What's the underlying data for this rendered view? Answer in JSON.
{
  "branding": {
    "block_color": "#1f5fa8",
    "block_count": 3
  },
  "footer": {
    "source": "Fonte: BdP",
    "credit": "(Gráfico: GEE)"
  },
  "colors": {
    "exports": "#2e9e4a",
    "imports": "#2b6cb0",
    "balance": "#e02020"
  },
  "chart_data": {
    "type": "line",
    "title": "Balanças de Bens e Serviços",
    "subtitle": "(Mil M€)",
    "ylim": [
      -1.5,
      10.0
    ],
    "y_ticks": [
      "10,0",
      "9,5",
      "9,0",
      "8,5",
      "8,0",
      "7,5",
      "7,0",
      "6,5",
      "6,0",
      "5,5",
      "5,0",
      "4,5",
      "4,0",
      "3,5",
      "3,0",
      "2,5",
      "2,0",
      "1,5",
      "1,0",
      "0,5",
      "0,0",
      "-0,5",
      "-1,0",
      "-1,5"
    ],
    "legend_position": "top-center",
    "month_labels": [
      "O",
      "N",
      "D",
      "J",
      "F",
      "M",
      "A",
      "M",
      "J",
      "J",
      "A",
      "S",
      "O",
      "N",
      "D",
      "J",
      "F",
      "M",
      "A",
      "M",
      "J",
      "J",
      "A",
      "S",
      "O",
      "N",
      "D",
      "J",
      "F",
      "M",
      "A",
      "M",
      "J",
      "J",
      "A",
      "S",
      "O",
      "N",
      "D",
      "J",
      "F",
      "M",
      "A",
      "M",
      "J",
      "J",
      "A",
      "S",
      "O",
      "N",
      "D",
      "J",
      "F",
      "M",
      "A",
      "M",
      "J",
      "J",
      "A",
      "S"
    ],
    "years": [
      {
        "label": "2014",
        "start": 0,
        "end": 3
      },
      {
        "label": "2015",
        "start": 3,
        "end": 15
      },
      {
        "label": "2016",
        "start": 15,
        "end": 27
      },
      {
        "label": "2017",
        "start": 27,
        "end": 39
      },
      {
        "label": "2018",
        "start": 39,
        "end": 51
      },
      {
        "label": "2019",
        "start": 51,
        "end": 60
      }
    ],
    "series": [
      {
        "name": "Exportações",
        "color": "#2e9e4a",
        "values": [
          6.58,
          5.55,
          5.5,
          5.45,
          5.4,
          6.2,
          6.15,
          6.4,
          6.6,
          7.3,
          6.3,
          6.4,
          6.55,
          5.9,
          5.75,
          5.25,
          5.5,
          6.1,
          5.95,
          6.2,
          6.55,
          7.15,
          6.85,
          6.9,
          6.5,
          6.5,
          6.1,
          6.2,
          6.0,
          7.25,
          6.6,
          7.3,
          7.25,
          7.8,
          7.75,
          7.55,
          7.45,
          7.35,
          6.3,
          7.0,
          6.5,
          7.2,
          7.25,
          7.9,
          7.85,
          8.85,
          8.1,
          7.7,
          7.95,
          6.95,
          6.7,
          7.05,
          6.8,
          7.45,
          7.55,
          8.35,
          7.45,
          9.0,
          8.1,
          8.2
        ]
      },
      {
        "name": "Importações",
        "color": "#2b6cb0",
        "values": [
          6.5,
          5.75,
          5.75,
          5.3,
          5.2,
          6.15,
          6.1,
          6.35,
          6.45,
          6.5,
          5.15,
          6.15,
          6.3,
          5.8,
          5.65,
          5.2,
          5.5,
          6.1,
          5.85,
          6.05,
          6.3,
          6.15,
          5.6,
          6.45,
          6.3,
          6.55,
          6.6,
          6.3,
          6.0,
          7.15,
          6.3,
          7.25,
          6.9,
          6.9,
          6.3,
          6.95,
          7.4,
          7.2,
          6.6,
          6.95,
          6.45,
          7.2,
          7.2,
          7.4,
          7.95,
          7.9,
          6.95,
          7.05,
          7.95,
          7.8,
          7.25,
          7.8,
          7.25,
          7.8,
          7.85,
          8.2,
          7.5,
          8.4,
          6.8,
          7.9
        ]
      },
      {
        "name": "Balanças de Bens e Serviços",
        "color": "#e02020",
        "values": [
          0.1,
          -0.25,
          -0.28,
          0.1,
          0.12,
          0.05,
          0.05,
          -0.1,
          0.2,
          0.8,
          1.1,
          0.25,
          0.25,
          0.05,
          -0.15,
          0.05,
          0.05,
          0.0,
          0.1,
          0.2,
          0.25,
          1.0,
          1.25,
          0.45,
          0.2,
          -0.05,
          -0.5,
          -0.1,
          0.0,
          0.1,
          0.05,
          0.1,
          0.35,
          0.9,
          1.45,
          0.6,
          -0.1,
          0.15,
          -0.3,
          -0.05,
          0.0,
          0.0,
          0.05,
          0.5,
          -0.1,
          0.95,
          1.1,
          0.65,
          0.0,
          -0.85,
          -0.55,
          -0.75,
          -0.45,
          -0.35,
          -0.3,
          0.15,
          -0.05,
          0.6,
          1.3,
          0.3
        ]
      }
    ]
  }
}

*-*-*

▸ **WRITTEN INSTRUCTION**
Reproduce the material above without altering a single character.

▸ **ANSWER TO THIS PROBLEM**
What's the underlying data for this rendered view? Answer in JSON.
{
  "branding": {
    "block_color": "#1f5fa8",
    "block_count": 3
  },
  "footer": {
    "source": "Fonte: BdP",
    "credit": "(Gráfico: GEE)"
  },
  "colors": {
    "exports": "#2e9e4a",
    "imports": "#2b6cb0",
    "balance": "#e02020"
  },
  "chart_data": {
    "type": "line",
    "title": "Balanças de Bens e Serviços",
    "subtitle": "(Mil M€)",
    "ylim": [
      -1.5,
      10.0
    ],
    "y_ticks": [
      "10,0",
      "9,5",
      "9,0",
      "8,5",
      "8,0",
      "7,5",
      "7,0",
      "6,5",
      "6,0",
      "5,5",
      "5,0",
      "4,5",
      "4,0",
      "3,5",
      "3,0",
      "2,5",
      "2,0",
      "1,5",
      "1,0",
      "0,5",
      "0,0",
      "-0,5",
      "-1,0",
      "-1,5"
    ],
    "legend_position": "top-center",
    "month_labels": [
      "O",
      "N",
      "D",
      "J",
      "F",
      "M",
      "A",
      "M",
      "J",
      "J",
      "A",
      "S",
      "O",
      "N",
      "D",
      "J",
      "F",
      "M",
      "A",
      "M",
      "J",
      "J",
      "A",
      "S",
      "O",
      "N",
      "D",
      "J",
      "F",
      "M",
      "A",
      "M",
      "J",
      "J",
      "A",
      "S",
      "O",
      "N",
      "D",
      "J",
      "F",
      "M",
      "A",
      "M",
      "J",
      "J",
      "A",
      "S",
      "O",
      "N",
      "D",
      "J",
      "F",
      "M",
      "A",
      "M",
      "J",
      "J",
      "A",
      "S"
    ],
    "years": [
      {
        "label": "2014",
        "start": 0,
        "end": 3
      },
      {
        "label": "2015",
        "start": 3,
        "end": 15
      },
      {
        "label": "2016",
        "start": 15,
        "end": 27
      },
      {
        "label": "2017",
        "start": 27,
        "end": 39
      },
      {
        "label": "2018",
        "start": 39,
        "end": 51
      },
      {
        "label": "2019",
        "start": 51,
        "end": 60
      }
    ],
    "series": [
      {
        "name": "Exportações",
        "color": "#2e9e4a",
        "values": [
          6.58,
          5.55,
          5.5,
          5.45,
          5.4,
          6.2,
          6.15,
          6.4,
          6.6,
          7.3,
          6.3,
          6.4,
          6.55,
          5.9,
          5.75,
          5.25,
          5.5,
          6.1,
          5.95,
          6.2,
          6.55,
          7.15,
          6.85,
          6.9,
          6.5,
          6.5,
          6.1,
          6.2,
          6.0,
          7.25,
          6.6,
          7.3,
          7.25,
          7.8,
          7.75,
          7.55,
          7.45,
          7.35,
          6.3,
          7.0,
          6.5,
          7.2,
          7.25,
          7.9,
          7.85,
          8.85,
          8.1,
          7.7,
          7.95,
          6.95,
          6.7,
          7.05,
          6.8,
          7.45,
          7.55,
          8.35,
          7.45,
          9.0,
          8.1,
          8.2
        ]
      },
      {
        "name": "Importações",
        "color": "#2b6cb0",
        "values": [
          6.5,
          5.75,
          5.75,
          5.3,
          5.2,
          6.15,
          6.1,
          6.35,
          6.45,
          6.5,
          5.15,
          6.15,
          6.3,
          5.8,
          5.65,
          5.2,
          5.5,
          6.1,
          5.85,
          6.05,
          6.3,
          6.15,
          5.6,
          6.45,
          6.3,
          6.55,
          6.6,
          6.3,
          6.0,
          7.15,
          6.3,
          7.25,
          6.9,
          6.9,
          6.3,
          6.95,
          7.4,
          7.2,
          6.6,
          6.95,
          6.45,
          7.2,
          7.2,
          7.4,
          7.95,
          7.9,
          6.95,
          7.05,
          7.95,
          7.8,
          7.25,
          7.8,
          7.25,
          7.8,
          7.85,
          8.2,
          7.5,
          8.4,
          6.8,
          7.9
        ]
      },
      {
        "name": "Balanças de Bens e Serviços",
        "color": "#e02020",
        "values": [
          0.1,
          -0.25,
          -0.28,
          0.1,
          0.12,
          0.05,
          0.05,
          -0.1,
          0.2,
          0.8,
          1.1,
          0.25,
          0.25,
          0.05,
          -0.15,
          0.05,
          0.05,
          0.0,
          0.1,
          0.2,
          0.25,
          1.0,
          1.25,
          0.45,
          0.2,
          -0.05,
          -0.5,
          -0.1,
          0.0,
          0.1,
          0.05,
          0.1,
          0.35,
          0.9,
          1.45,
          0.6,
          -0.1,
          0.15,
          -0.3,
          -0.05,
          0.0,
          0.0,
          0.05,
          0.5,
          -0.1,
          0.95,
          1.1,
          0.65,
          0.0,
          -0.85,
          -0.55,
          -0.75,
          -0.45,
          -0.35,
          -0.3,
          0.15,
          -0.05,
          0.6,
          1.3,
          0.3
        ]
      }
    ]
  }
}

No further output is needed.